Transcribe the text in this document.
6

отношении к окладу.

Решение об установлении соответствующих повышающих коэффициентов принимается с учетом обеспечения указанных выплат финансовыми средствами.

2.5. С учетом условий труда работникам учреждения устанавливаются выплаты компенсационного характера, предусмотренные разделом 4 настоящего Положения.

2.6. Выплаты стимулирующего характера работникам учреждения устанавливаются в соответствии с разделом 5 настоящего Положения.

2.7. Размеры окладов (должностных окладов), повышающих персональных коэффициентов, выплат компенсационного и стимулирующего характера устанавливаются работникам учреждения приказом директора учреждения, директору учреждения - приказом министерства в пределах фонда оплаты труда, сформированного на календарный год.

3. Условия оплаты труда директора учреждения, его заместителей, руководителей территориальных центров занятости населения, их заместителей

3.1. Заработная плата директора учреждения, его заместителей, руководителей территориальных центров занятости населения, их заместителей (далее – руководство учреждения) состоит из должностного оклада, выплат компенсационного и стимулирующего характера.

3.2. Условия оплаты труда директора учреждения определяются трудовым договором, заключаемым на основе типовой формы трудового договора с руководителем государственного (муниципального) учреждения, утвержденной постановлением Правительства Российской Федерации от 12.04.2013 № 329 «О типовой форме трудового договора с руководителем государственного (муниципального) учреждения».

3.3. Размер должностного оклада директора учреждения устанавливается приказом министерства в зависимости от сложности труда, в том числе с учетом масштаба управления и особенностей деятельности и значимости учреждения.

**EXERCISE PROMPT:**
Quote all the records exactly, please, leaving none out.

**WRITTEN REPLY:**
Transcribe the text in this document.
6

отношении к окладу.

Решение об установлении соответствующих повышающих коэффициентов принимается с учетом обеспечения указанных выплат финансовыми средствами.

2.5. С учетом условий труда работникам учреждения устанавливаются выплаты компенсационного характера, предусмотренные разделом 4 настоящего Положения.

2.6. Выплаты стимулирующего характера работникам учреждения устанавливаются в соответствии с разделом 5 настоящего Положения.

2.7. Размеры окладов (должностных окладов), повышающих персональных коэффициентов, выплат компенсационного и стимулирующего характера устанавливаются работникам учреждения приказом директора учреждения, директору учреждения - приказом министерства в пределах фонда оплаты труда, сформированного на календарный год.

3. Условия оплаты труда директора учреждения, его заместителей, руководителей территориальных центров занятости населения, их заместителей

3.1. Заработная плата директора учреждения, его заместителей, руководителей территориальных центров занятости населения, их заместителей (далее – руководство учреждения) состоит из должностного оклада, выплат компенсационного и стимулирующего характера.

3.2. Условия оплаты труда директора учреждения определяются трудовым договором, заключаемым на основе типовой формы трудового договора с руководителем государственного (муниципального) учреждения, утвержденной постановлением Правительства Российской Федерации от 12.04.2013 № 329 «О типовой форме трудового договора с руководителем государственного (муниципального) учреждения».

3.3. Размер должностного оклада директора учреждения устанавливается приказом министерства в зависимости от сложности труда, в том числе с учетом масштаба управления и особенностей деятельности и значимости учреждения.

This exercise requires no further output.